-- Start of MATERIAL TO PROCESS --
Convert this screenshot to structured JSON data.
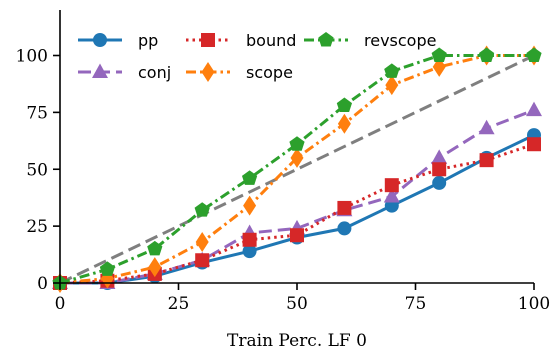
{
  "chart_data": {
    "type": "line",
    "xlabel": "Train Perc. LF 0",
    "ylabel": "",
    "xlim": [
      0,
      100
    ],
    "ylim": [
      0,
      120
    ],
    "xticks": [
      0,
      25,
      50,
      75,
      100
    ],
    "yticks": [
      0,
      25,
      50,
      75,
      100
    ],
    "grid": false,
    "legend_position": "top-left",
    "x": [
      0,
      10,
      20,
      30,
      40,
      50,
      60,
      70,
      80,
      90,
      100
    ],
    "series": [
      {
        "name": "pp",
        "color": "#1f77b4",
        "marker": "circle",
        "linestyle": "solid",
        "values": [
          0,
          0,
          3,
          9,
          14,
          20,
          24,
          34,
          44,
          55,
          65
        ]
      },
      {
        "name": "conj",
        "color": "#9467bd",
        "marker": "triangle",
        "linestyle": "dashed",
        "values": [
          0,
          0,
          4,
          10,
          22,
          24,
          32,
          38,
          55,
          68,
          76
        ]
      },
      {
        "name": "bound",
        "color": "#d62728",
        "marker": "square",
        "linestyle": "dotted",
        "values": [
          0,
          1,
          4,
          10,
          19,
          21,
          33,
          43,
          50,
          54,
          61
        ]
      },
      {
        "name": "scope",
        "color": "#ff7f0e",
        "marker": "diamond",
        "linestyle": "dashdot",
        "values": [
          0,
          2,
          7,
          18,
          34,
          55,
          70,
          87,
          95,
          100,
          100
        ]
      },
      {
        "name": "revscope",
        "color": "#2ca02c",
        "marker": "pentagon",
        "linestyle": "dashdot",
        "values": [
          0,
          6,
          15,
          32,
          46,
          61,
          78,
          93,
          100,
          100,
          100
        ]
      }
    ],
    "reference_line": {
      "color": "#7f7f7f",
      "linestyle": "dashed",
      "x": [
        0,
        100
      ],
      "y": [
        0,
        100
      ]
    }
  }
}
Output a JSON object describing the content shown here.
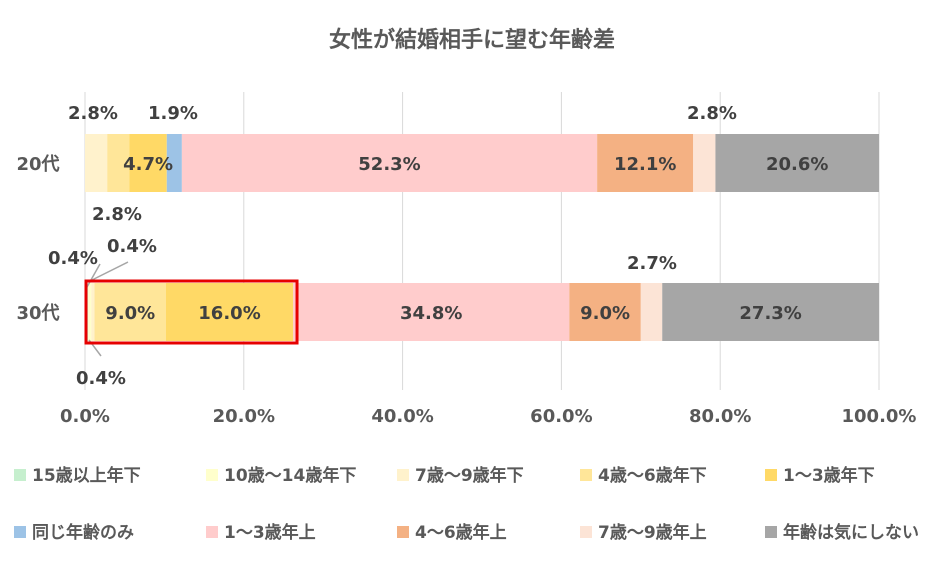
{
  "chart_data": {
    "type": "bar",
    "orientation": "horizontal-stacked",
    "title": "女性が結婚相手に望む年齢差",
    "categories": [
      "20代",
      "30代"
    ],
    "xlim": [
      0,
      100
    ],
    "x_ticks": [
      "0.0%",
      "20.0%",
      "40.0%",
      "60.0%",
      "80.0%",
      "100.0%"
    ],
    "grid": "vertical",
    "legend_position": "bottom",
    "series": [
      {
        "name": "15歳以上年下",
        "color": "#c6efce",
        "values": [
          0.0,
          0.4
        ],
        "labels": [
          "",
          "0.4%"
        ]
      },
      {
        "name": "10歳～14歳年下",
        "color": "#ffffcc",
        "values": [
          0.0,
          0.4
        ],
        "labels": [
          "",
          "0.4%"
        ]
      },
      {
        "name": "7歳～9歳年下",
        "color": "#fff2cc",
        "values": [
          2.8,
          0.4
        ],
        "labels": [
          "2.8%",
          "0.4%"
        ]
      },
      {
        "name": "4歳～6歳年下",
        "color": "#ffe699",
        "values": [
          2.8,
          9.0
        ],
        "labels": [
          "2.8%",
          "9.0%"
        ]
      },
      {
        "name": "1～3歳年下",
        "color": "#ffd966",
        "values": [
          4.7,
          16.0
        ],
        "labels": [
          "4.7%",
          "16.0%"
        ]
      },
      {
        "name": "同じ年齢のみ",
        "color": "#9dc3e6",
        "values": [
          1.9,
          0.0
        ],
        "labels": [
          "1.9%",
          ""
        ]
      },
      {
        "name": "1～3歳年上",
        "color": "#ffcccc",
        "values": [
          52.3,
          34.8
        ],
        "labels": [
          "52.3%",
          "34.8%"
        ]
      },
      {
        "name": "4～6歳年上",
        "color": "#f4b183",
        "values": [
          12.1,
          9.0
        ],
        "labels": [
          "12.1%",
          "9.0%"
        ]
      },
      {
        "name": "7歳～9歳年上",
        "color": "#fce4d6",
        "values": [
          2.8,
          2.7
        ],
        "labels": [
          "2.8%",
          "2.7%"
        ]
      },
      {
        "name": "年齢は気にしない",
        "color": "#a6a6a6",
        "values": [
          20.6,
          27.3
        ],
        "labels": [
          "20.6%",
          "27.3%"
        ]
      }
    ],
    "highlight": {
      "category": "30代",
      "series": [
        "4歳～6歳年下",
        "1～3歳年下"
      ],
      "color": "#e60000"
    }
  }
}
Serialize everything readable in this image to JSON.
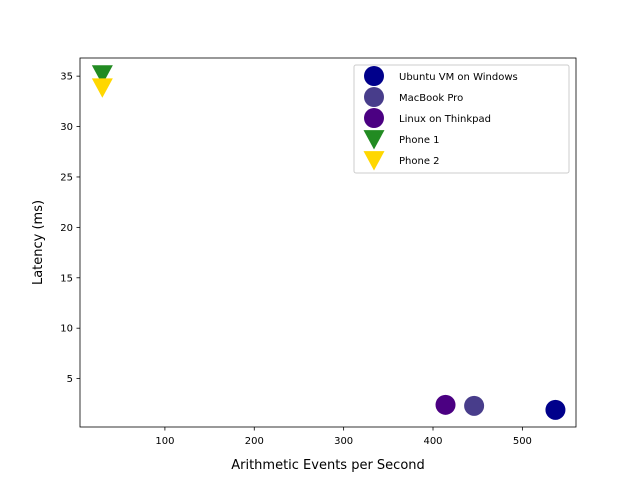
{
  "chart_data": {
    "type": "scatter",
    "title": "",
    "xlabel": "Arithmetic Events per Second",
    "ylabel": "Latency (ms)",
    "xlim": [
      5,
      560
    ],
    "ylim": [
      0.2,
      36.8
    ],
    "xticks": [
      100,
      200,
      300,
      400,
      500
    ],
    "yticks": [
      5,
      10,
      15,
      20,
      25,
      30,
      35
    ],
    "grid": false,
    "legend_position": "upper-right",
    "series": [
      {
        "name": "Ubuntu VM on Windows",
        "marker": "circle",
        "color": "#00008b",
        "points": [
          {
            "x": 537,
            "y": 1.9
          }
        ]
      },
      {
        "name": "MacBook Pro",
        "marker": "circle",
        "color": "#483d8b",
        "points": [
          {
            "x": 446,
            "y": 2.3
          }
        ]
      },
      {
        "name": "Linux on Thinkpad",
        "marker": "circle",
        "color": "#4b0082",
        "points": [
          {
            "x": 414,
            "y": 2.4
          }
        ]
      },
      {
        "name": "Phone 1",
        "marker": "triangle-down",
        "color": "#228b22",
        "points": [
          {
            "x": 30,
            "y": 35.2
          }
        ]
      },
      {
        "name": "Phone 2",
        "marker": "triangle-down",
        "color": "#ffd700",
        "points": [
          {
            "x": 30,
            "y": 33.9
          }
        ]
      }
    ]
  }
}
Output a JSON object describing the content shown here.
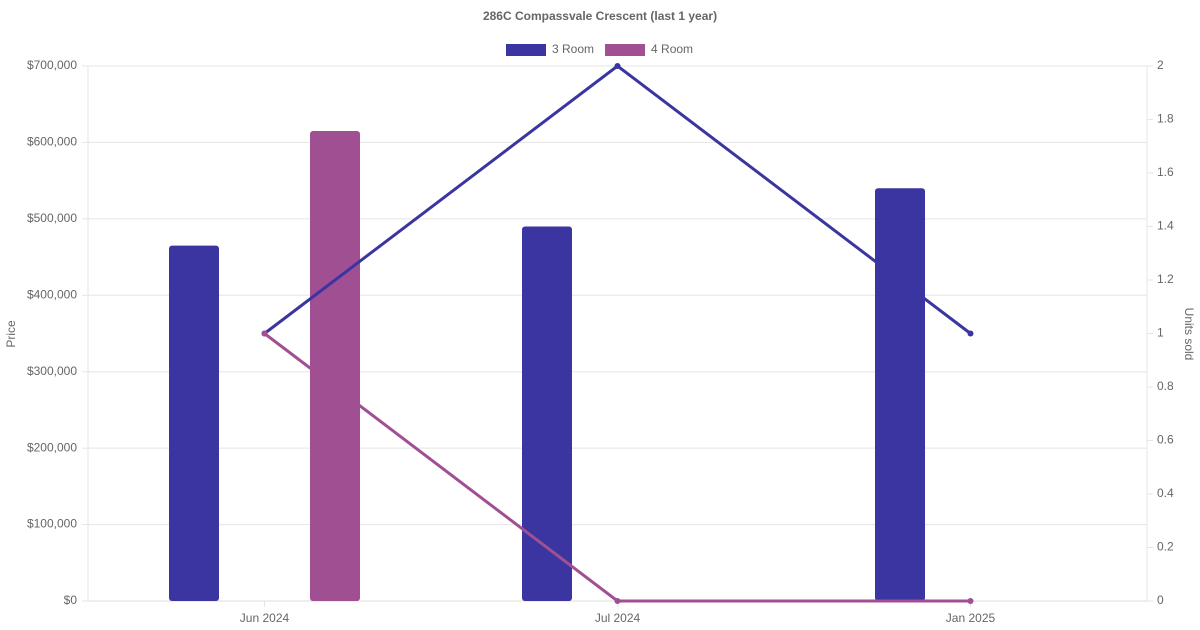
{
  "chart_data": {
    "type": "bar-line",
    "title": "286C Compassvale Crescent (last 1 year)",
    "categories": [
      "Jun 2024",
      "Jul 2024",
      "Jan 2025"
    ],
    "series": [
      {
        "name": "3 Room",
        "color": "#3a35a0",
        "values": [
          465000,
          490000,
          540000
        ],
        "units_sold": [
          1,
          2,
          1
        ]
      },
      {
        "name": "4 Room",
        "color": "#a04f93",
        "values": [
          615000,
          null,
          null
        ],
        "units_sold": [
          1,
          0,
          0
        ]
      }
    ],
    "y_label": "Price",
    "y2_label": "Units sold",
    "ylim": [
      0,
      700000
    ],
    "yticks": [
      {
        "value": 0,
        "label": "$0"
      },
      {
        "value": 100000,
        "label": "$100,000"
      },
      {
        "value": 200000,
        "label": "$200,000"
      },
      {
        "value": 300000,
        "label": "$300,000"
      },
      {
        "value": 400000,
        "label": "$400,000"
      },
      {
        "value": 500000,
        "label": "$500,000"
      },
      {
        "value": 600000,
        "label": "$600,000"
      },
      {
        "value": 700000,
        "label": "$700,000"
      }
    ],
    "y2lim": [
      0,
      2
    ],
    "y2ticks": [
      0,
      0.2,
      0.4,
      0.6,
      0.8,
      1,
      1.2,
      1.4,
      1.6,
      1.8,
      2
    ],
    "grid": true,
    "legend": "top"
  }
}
-- End of MATERIAL TO PROCESS --
TASK PROMPT —
Copy the whole of the material above exactly, but not its images.

RESULT OF THIS TASK —
Convert this screenshot to structured JSON data.
{
  "chart_data": {
    "type": "line",
    "xlabel": "Train Perc. LF 0",
    "ylabel": "",
    "xlim": [
      0,
      100
    ],
    "ylim": [
      0,
      120
    ],
    "xticks": [
      0,
      25,
      50,
      75,
      100
    ],
    "yticks": [
      0,
      25,
      50,
      75,
      100
    ],
    "grid": false,
    "legend_position": "top-left",
    "x": [
      0,
      10,
      20,
      30,
      40,
      50,
      60,
      70,
      80,
      90,
      100
    ],
    "series": [
      {
        "name": "pp",
        "color": "#1f77b4",
        "marker": "circle",
        "linestyle": "solid",
        "values": [
          0,
          0,
          3,
          9,
          14,
          20,
          24,
          34,
          44,
          55,
          65
        ]
      },
      {
        "name": "conj",
        "color": "#9467bd",
        "marker": "triangle",
        "linestyle": "dashed",
        "values": [
          0,
          0,
          4,
          10,
          22,
          24,
          32,
          38,
          55,
          68,
          76
        ]
      },
      {
        "name": "bound",
        "color": "#d62728",
        "marker": "square",
        "linestyle": "dotted",
        "values": [
          0,
          1,
          4,
          10,
          19,
          21,
          33,
          43,
          50,
          54,
          61
        ]
      },
      {
        "name": "scope",
        "color": "#ff7f0e",
        "marker": "diamond",
        "linestyle": "dashdot",
        "values": [
          0,
          2,
          7,
          18,
          34,
          55,
          70,
          87,
          95,
          100,
          100
        ]
      },
      {
        "name": "revscope",
        "color": "#2ca02c",
        "marker": "pentagon",
        "linestyle": "dashdot",
        "values": [
          0,
          6,
          15,
          32,
          46,
          61,
          78,
          93,
          100,
          100,
          100
        ]
      }
    ],
    "reference_line": {
      "color": "#7f7f7f",
      "linestyle": "dashed",
      "x": [
        0,
        100
      ],
      "y": [
        0,
        100
      ]
    }
  }
}
Output a JSON object describing the content shown here.
{
  "chart_data": {
    "type": "bar",
    "orientation": "horizontal-stacked",
    "title": "女性が結婚相手に望む年齢差",
    "categories": [
      "20代",
      "30代"
    ],
    "xlim": [
      0,
      100
    ],
    "x_ticks": [
      "0.0%",
      "20.0%",
      "40.0%",
      "60.0%",
      "80.0%",
      "100.0%"
    ],
    "grid": "vertical",
    "legend_position": "bottom",
    "series": [
      {
        "name": "15歳以上年下",
        "color": "#c6efce",
        "values": [
          0.0,
          0.4
        ],
        "labels": [
          "",
          "0.4%"
        ]
      },
      {
        "name": "10歳～14歳年下",
        "color": "#ffffcc",
        "values": [
          0.0,
          0.4
        ],
        "labels": [
          "",
          "0.4%"
        ]
      },
      {
        "name": "7歳～9歳年下",
        "color": "#fff2cc",
        "values": [
          2.8,
          0.4
        ],
        "labels": [
          "2.8%",
          "0.4%"
        ]
      },
      {
        "name": "4歳～6歳年下",
        "color": "#ffe699",
        "values": [
          2.8,
          9.0
        ],
        "labels": [
          "2.8%",
          "9.0%"
        ]
      },
      {
        "name": "1～3歳年下",
        "color": "#ffd966",
        "values": [
          4.7,
          16.0
        ],
        "labels": [
          "4.7%",
          "16.0%"
        ]
      },
      {
        "name": "同じ年齢のみ",
        "color": "#9dc3e6",
        "values": [
          1.9,
          0.0
        ],
        "labels": [
          "1.9%",
          ""
        ]
      },
      {
        "name": "1～3歳年上",
        "color": "#ffcccc",
        "values": [
          52.3,
          34.8
        ],
        "labels": [
          "52.3%",
          "34.8%"
        ]
      },
      {
        "name": "4～6歳年上",
        "color": "#f4b183",
        "values": [
          12.1,
          9.0
        ],
        "labels": [
          "12.1%",
          "9.0%"
        ]
      },
      {
        "name": "7歳～9歳年上",
        "color": "#fce4d6",
        "values": [
          2.8,
          2.7
        ],
        "labels": [
          "2.8%",
          "2.7%"
        ]
      },
      {
        "name": "年齢は気にしない",
        "color": "#a6a6a6",
        "values": [
          20.6,
          27.3
        ],
        "labels": [
          "20.6%",
          "27.3%"
        ]
      }
    ],
    "highlight": {
      "category": "30代",
      "series": [
        "4歳～6歳年下",
        "1～3歳年下"
      ],
      "color": "#e60000"
    }
  }
}
Serialize everything readable in this image to JSON.
{
  "chart_data": {
    "type": "scatter",
    "title": "",
    "xlabel": "Arithmetic Events per Second",
    "ylabel": "Latency (ms)",
    "xlim": [
      5,
      560
    ],
    "ylim": [
      0.2,
      36.8
    ],
    "xticks": [
      100,
      200,
      300,
      400,
      500
    ],
    "yticks": [
      5,
      10,
      15,
      20,
      25,
      30,
      35
    ],
    "grid": false,
    "legend_position": "upper-right",
    "series": [
      {
        "name": "Ubuntu VM on Windows",
        "marker": "circle",
        "color": "#00008b",
        "points": [
          {
            "x": 537,
            "y": 1.9
          }
        ]
      },
      {
        "name": "MacBook Pro",
        "marker": "circle",
        "color": "#483d8b",
        "points": [
          {
            "x": 446,
            "y": 2.3
          }
        ]
      },
      {
        "name": "Linux on Thinkpad",
        "marker": "circle",
        "color": "#4b0082",
        "points": [
          {
            "x": 414,
            "y": 2.4
          }
        ]
      },
      {
        "name": "Phone 1",
        "marker": "triangle-down",
        "color": "#228b22",
        "points": [
          {
            "x": 30,
            "y": 35.2
          }
        ]
      },
      {
        "name": "Phone 2",
        "marker": "triangle-down",
        "color": "#ffd700",
        "points": [
          {
            "x": 30,
            "y": 33.9
          }
        ]
      }
    ]
  }
}
Output a JSON object describing the content shown here.
{
  "chart_data": {
    "type": "bar-line",
    "title": "286C Compassvale Crescent (last 1 year)",
    "categories": [
      "Jun 2024",
      "Jul 2024",
      "Jan 2025"
    ],
    "series": [
      {
        "name": "3 Room",
        "color": "#3a35a0",
        "values": [
          465000,
          490000,
          540000
        ],
        "units_sold": [
          1,
          2,
          1
        ]
      },
      {
        "name": "4 Room",
        "color": "#a04f93",
        "values": [
          615000,
          null,
          null
        ],
        "units_sold": [
          1,
          0,
          0
        ]
      }
    ],
    "y_label": "Price",
    "y2_label": "Units sold",
    "ylim": [
      0,
      700000
    ],
    "yticks": [
      {
        "value": 0,
        "label": "$0"
      },
      {
        "value": 100000,
        "label": "$100,000"
      },
      {
        "value": 200000,
        "label": "$200,000"
      },
      {
        "value": 300000,
        "label": "$300,000"
      },
      {
        "value": 400000,
        "label": "$400,000"
      },
      {
        "value": 500000,
        "label": "$500,000"
      },
      {
        "value": 600000,
        "label": "$600,000"
      },
      {
        "value": 700000,
        "label": "$700,000"
      }
    ],
    "y2lim": [
      0,
      2
    ],
    "y2ticks": [
      0,
      0.2,
      0.4,
      0.6,
      0.8,
      1,
      1.2,
      1.4,
      1.6,
      1.8,
      2
    ],
    "grid": true,
    "legend": "top"
  }
}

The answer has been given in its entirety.